(Saved entries)

====================

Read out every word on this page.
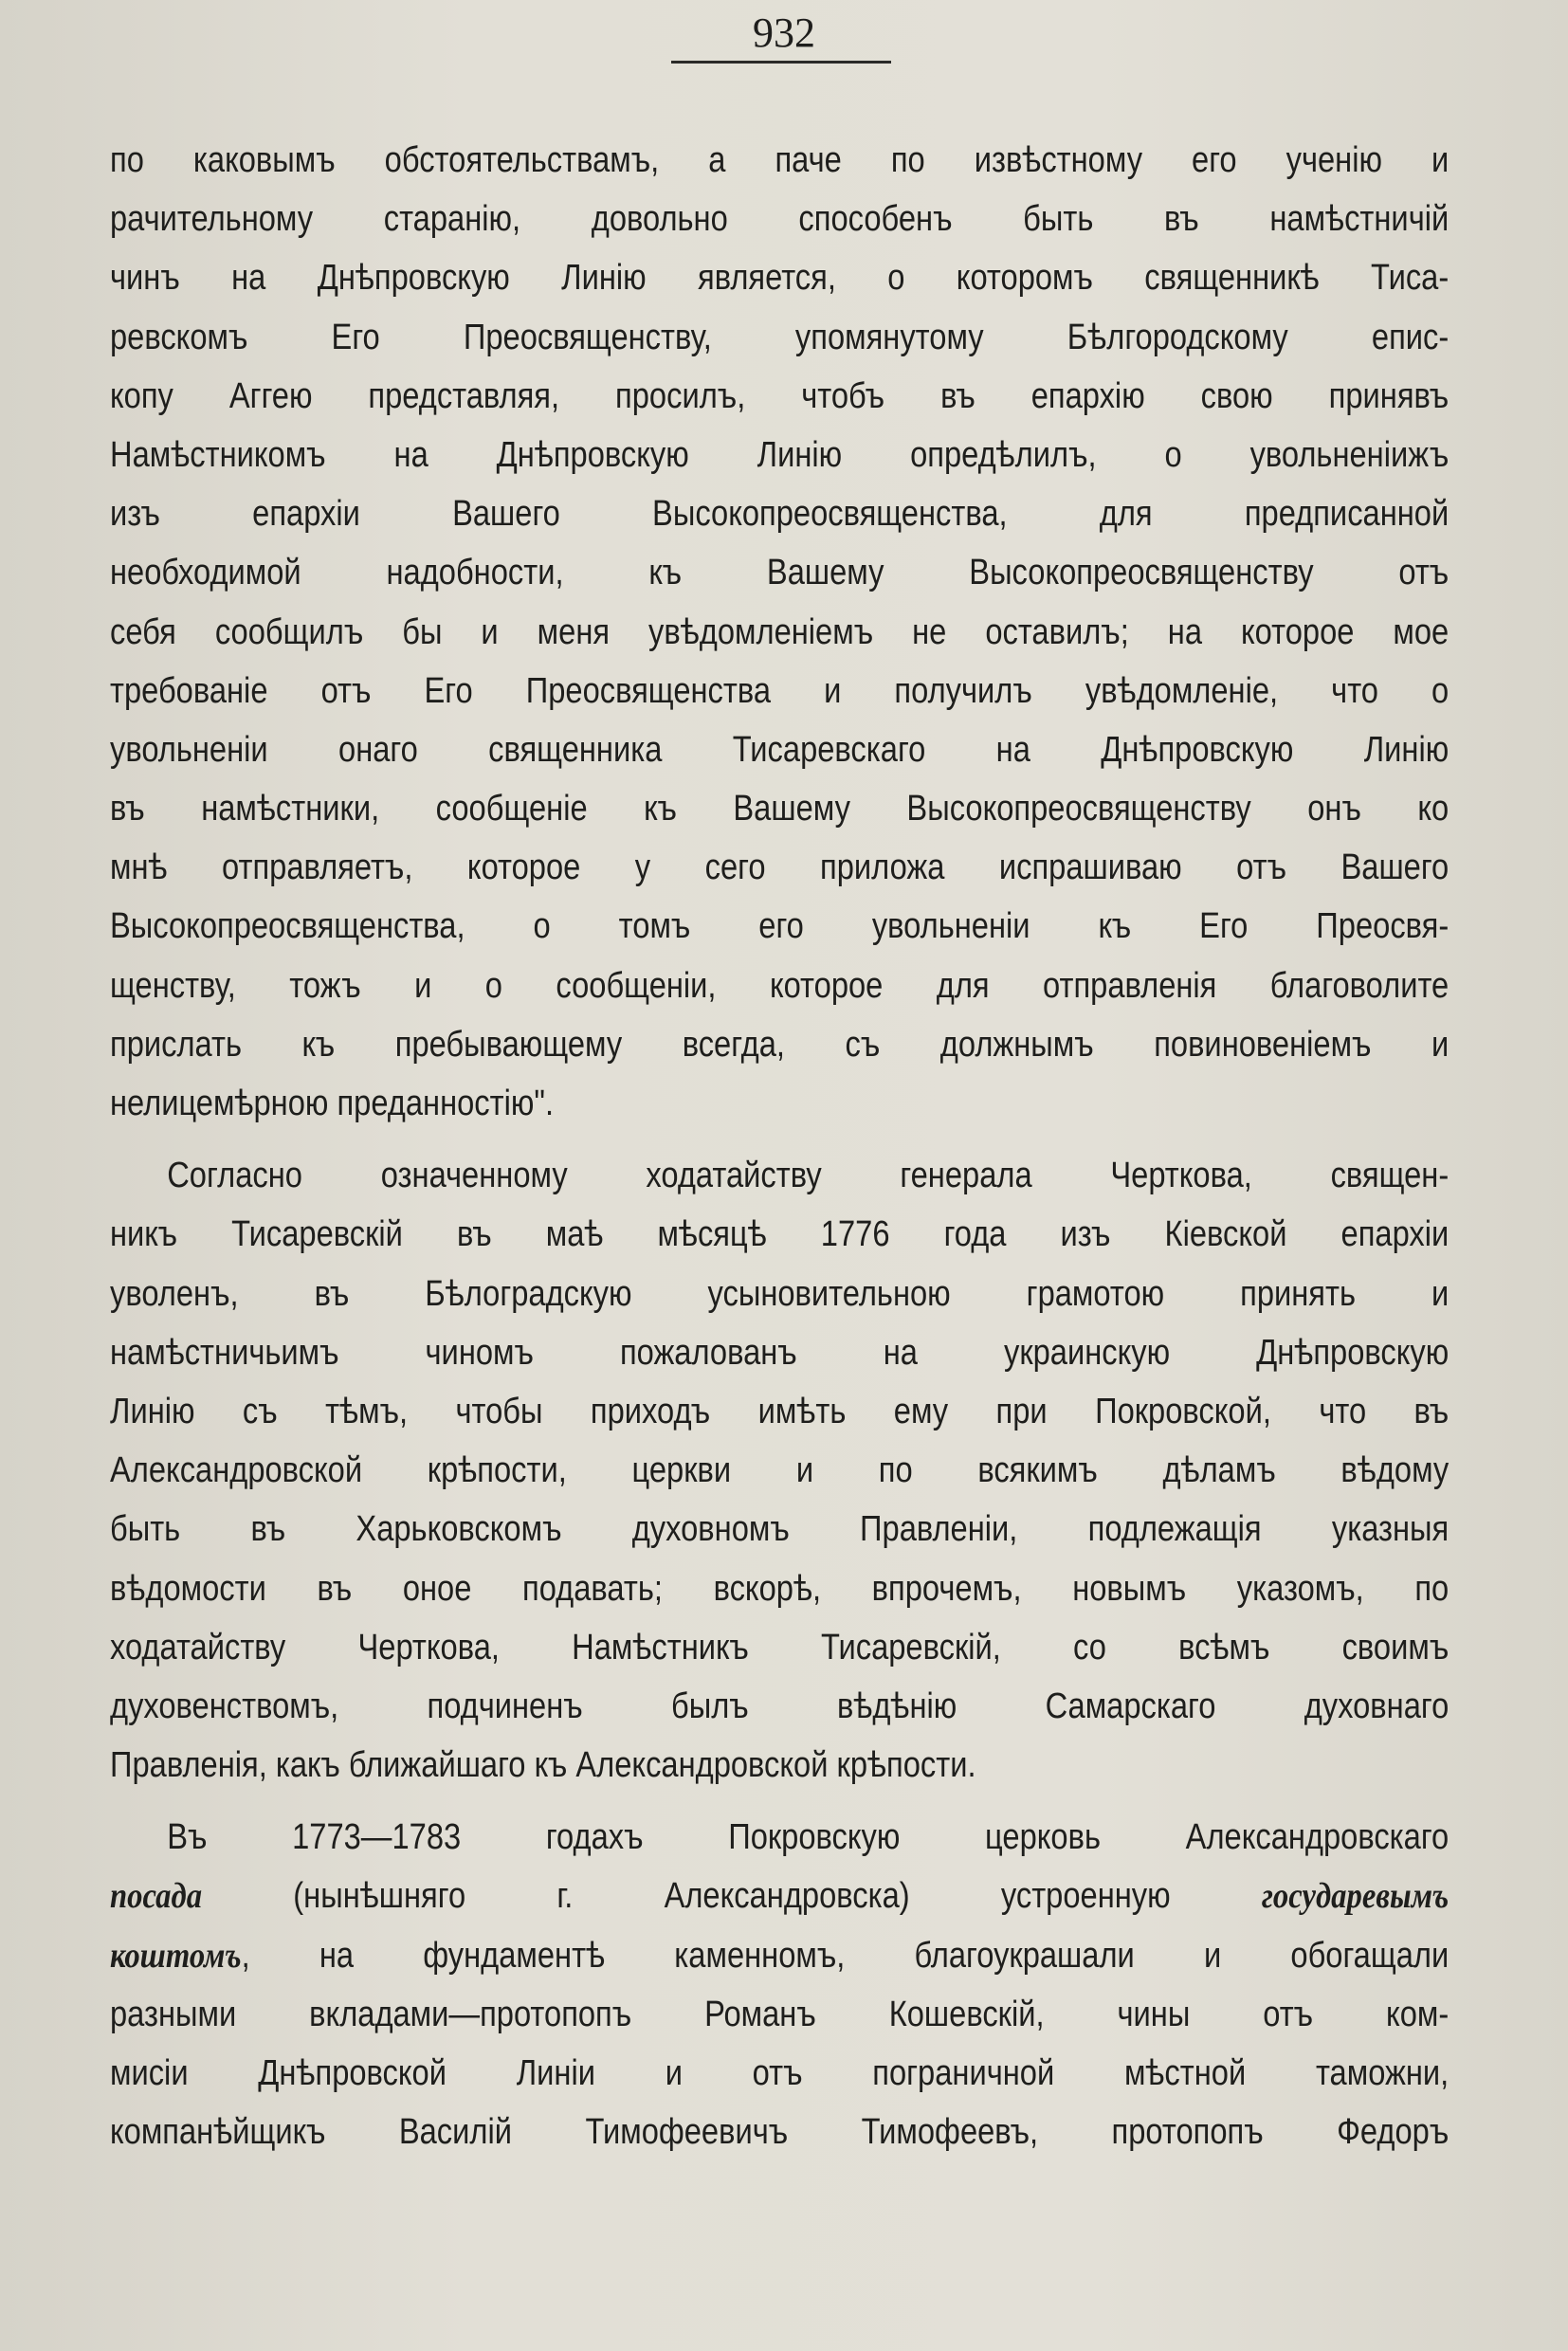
932
по каковымъ обстоятельствамъ, а паче по извѣстному его ученiю и
рачительному старанiю, довольно способенъ быть въ намѣстничiй
чинъ на Днѣпровскую Линiю является, о которомъ священникѣ Тиса-
ревскомъ Его Преосвященству, упомянутому Бѣлгородскому епис-
копу Аггею представляя, просилъ, чтобъ въ епархiю свою принявъ
Намѣстникомъ на Днѣпровскую Линiю опредѣлилъ, о увольненiижъ
изъ епархiи Вашего Высокопреосвященства, для предписанной
необходимой надобности, къ Вашему Высокопреосвященству отъ
себя сообщилъ бы и меня увѣдомленiемъ не оставилъ; на которое мое
требованiе отъ Его Преосвященства и получилъ увѣдомленiе, что о
увольненiи онаго священника Тисаревскаго на Днѣпровскую Линiю
въ намѣстники, сообщенiе къ Вашему Высокопреосвященству онъ ко
мнѣ отправляетъ, которое у сего приложа испрашиваю отъ Вашего
Высокопреосвященства, о томъ его увольненiи къ Его Преосвя-
щенству, тожъ и о сообщенiи, которое для отправленiя благоволите
прислать къ пребывающему всегда, съ должнымъ повиновенiемъ и
нелицемѣрною преданностiю".
Согласно означенному ходатайству генерала Черткова, священ-
никъ Тисаревскiй въ маѣ мѣсяцѣ 1776 года изъ Кiевской епархiи
уволенъ, въ Бѣлоградскую усыновительною грамотою принять и
намѣстничьимъ чиномъ пожалованъ на украинскую Днѣпровскую
Линiю съ тѣмъ, чтобы приходъ имѣть ему при Покровской, что въ
Александровской крѣпости, церкви и по всякимъ дѣламъ вѣдому
быть въ Харьковскомъ духовномъ Правленiи, подлежащiя указныя
вѣдомости въ оное подавать; вскорѣ, впрочемъ, новымъ указомъ, по
ходатайству Черткова, Намѣстникъ Тисаревскiй, со всѣмъ своимъ
духовенствомъ, подчиненъ былъ вѣдѣнiю Самарскаго духовнаго
Правленiя, какъ ближайшаго къ Александровской крѣпости.
Въ 1773—1783 годахъ Покровскую церковь Александровскаго
посада (нынѣшняго г. Александровска) устроенную государевымъ
коштомъ, на фундаментѣ каменномъ, благоукрашали и обогащали
разными вкладами—протопопъ Романъ Кошевскiй, чины отъ ком-
мисiи Днѣпровской Линiи и отъ пограничной мѣстной таможни,
компанѣйщикъ Василiй Тимофеевичъ Тимофеевъ, протопопъ Федоръ
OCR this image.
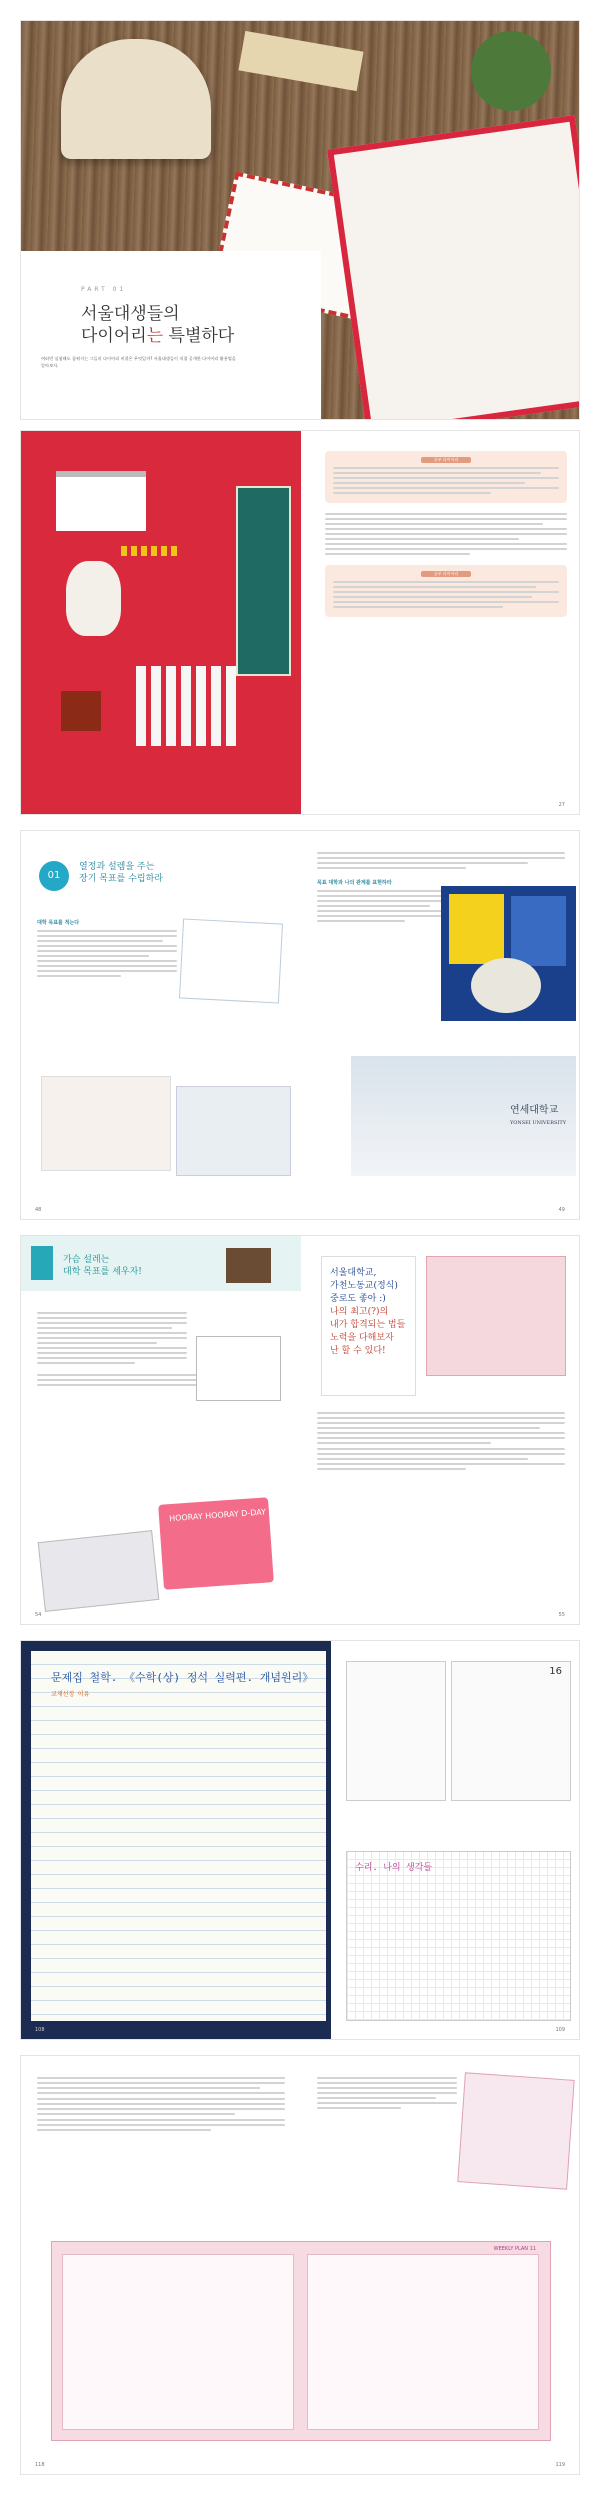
PART 01
서울대생들의
다이어리는 특별하다

여러번 실험해도 꿈꿔지는 그들의 다이어리 비결은 무엇일까? 서울대생들이 직접 공개한 다이어리 활용법을 알아보자.

공부 다이어리
공부 다이어리
27
01
열정과 설렘을 주는
장기 목표를 수립하라
대학 목표를 적는다
목표 대학과 나의 관계를 표현하라
연세대학교
YONSEI UNIVERSITY
48	49
가슴 설레는
대학 목표를 세우자!
HOORAY HOORAY D-DAY
서울대학교,
가천노동교(정식)
중로도 좋아 :)
나의 최고(?)의
내가 합격되는 법들
노력을 다해보자
난 할 수 있다!
54	55
문제집 철학. 《수학(상) 정석 실력편. 개념원리》
교재선정 이유
16
수리. 나의 생각들
108	109
WEEKLY PLAN 11
118	119
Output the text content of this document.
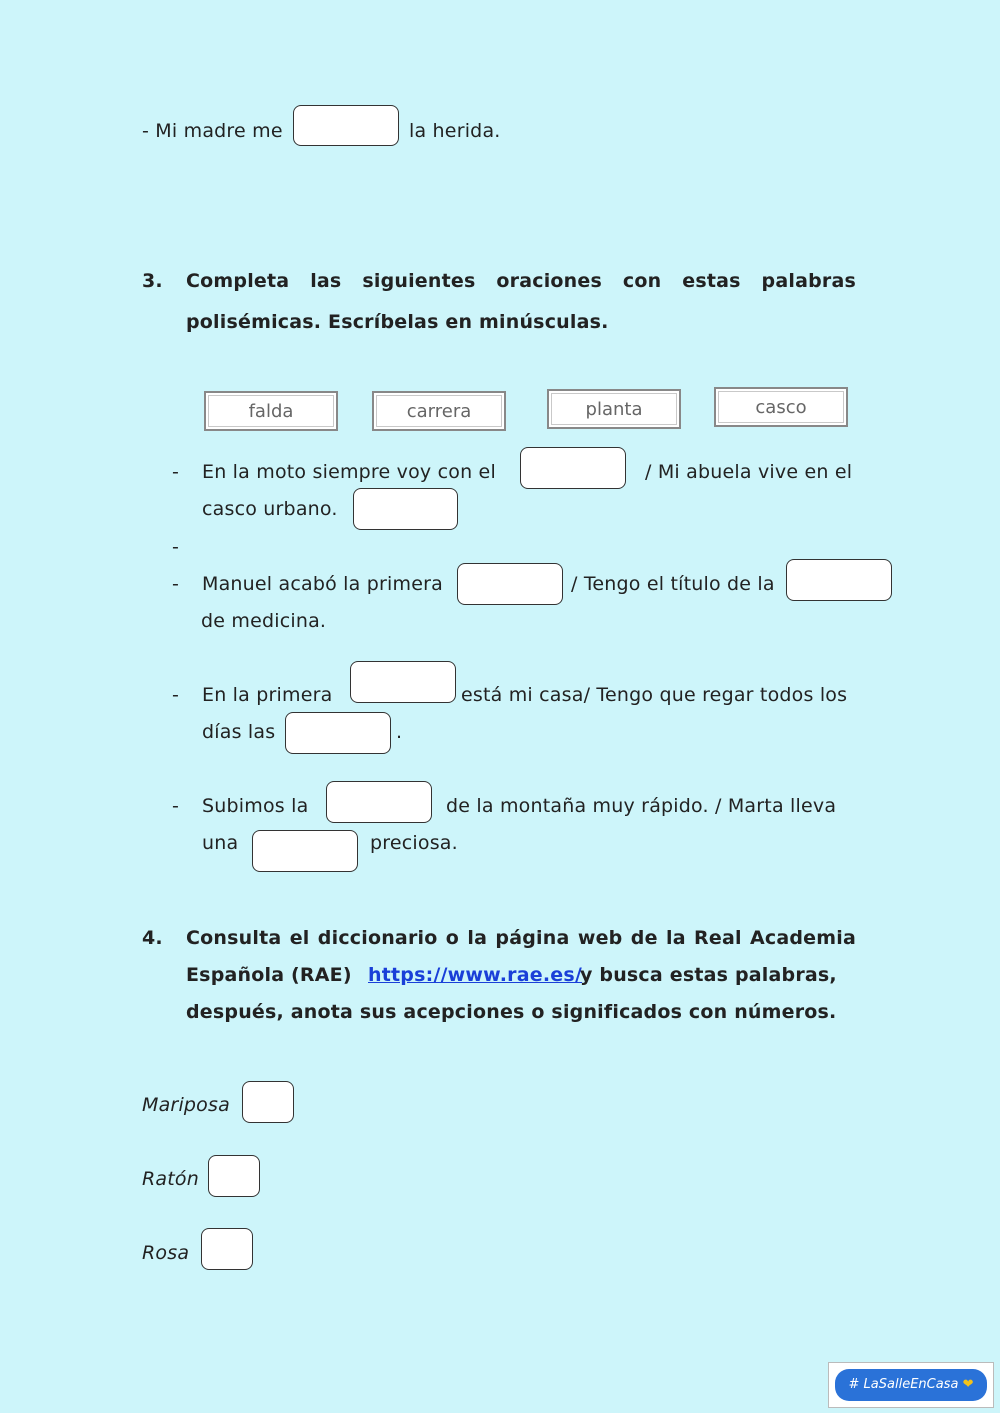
- Mi madre me	la herida.
3. Completa las siguientes oraciones con estas palabras
polisémicas. Escríbelas en minúsculas.
falda	carrera	planta	casco
- En la moto siempre voy con el	/ Mi abuela vive en el
casco urbano.
-
- Manuel acabó la primera	/ Tengo el título de la
de medicina.
- En la primera	está mi casa/ Tengo que regar todos los
días las	.
- Subimos la	de la montaña muy rápido. / Marta lleva
una	preciosa.
4. Consulta el diccionario o la página web de la Real Academia
Española (RAE) https://www.rae.es/
y busca estas palabras,
después, anota sus acepciones o significados con números.
Mariposa
Ratón
Rosa
# LaSalleEnCasa ❤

====================

## TASK TO CARRY OUT
Extract the entries in full, exactly as they are, minus the pictures.

## FULL SOLUTION
Read out every word on this page.
932
по каковымъ обстоятельствамъ, а паче по извѣстному его ученiю и
рачительному старанiю, довольно способенъ быть въ намѣстничiй
чинъ на Днѣпровскую Линiю является, о которомъ священникѣ Тиса-
ревскомъ Его Преосвященству, упомянутому Бѣлгородскому епис-
копу Аггею представляя, просилъ, чтобъ въ епархiю свою принявъ
Намѣстникомъ на Днѣпровскую Линiю опредѣлилъ, о увольненiижъ
изъ епархiи Вашего Высокопреосвященства, для предписанной
необходимой надобности, къ Вашему Высокопреосвященству отъ
себя сообщилъ бы и меня увѣдомленiемъ не оставилъ; на которое мое
требованiе отъ Его Преосвященства и получилъ увѣдомленiе, что о
увольненiи онаго священника Тисаревскаго на Днѣпровскую Линiю
въ намѣстники, сообщенiе къ Вашему Высокопреосвященству онъ ко
мнѣ отправляетъ, которое у сего приложа испрашиваю отъ Вашего
Высокопреосвященства, о томъ его увольненiи къ Его Преосвя-
щенству, тожъ и о сообщенiи, которое для отправленiя благоволите
прислать къ пребывающему всегда, съ должнымъ повиновенiемъ и
нелицемѣрною преданностiю".
Согласно означенному ходатайству генерала Черткова, священ-
никъ Тисаревскiй въ маѣ мѣсяцѣ 1776 года изъ Кiевской епархiи
уволенъ, въ Бѣлоградскую усыновительною грамотою принять и
намѣстничьимъ чиномъ пожалованъ на украинскую Днѣпровскую
Линiю съ тѣмъ, чтобы приходъ имѣть ему при Покровской, что въ
Александровской крѣпости, церкви и по всякимъ дѣламъ вѣдому
быть въ Харьковскомъ духовномъ Правленiи, подлежащiя указныя
вѣдомости въ оное подавать; вскорѣ, впрочемъ, новымъ указомъ, по
ходатайству Черткова, Намѣстникъ Тисаревскiй, со всѣмъ своимъ
духовенствомъ, подчиненъ былъ вѣдѣнiю Самарскаго духовнаго
Правленiя, какъ ближайшаго къ Александровской крѣпости.
Въ 1773—1783 годахъ Покровскую церковь Александровскаго
посада (нынѣшняго г. Александровска) устроенную государевымъ
коштомъ, на фундаментѣ каменномъ, благоукрашали и обогащали
разными вкладами—протопопъ Романъ Кошевскiй, чины отъ ком-
мисiи Днѣпровской Линiи и отъ пограничной мѣстной таможни,
компанѣйщикъ Василiй Тимофеевичъ Тимофеевъ, протопопъ Федоръ
OCR this image.
PART 01
서울대생들의
다이어리는 특별하다

여러번 실험해도 꿈꿔지는 그들의 다이어리 비결은 무엇일까? 서울대생들이 직접 공개한 다이어리 활용법을 알아보자.

공부 다이어리
공부 다이어리
27
01
열정과 설렘을 주는
장기 목표를 수립하라
대학 목표를 적는다
목표 대학과 나의 관계를 표현하라
연세대학교
YONSEI UNIVERSITY
48	49
가슴 설레는
대학 목표를 세우자!
HOORAY HOORAY D-DAY
서울대학교,
가천노동교(정식)
중로도 좋아 :)
나의 최고(?)의
내가 합격되는 법들
노력을 다해보자
난 할 수 있다!
54	55
문제집 철학. 《수학(상) 정석 실력편. 개념원리》
교재선정 이유
16
수리. 나의 생각들
108	109
WEEKLY PLAN 11
118	119
Output the text content of this document.
- Mi madre me	la herida.
3. Completa las siguientes oraciones con estas palabras
polisémicas. Escríbelas en minúsculas.
falda	carrera	planta	casco
- En la moto siempre voy con el	/ Mi abuela vive en el
casco urbano.
-
- Manuel acabó la primera	/ Tengo el título de la
de medicina.
- En la primera	está mi casa/ Tengo que regar todos los
días las	.
- Subimos la	de la montaña muy rápido. / Marta lleva
una	preciosa.
4. Consulta el diccionario o la página web de la Real Academia
Española (RAE) https://www.rae.es/
y busca estas palabras,
después, anota sus acepciones o significados con números.
Mariposa
Ratón
Rosa
# LaSalleEnCasa ❤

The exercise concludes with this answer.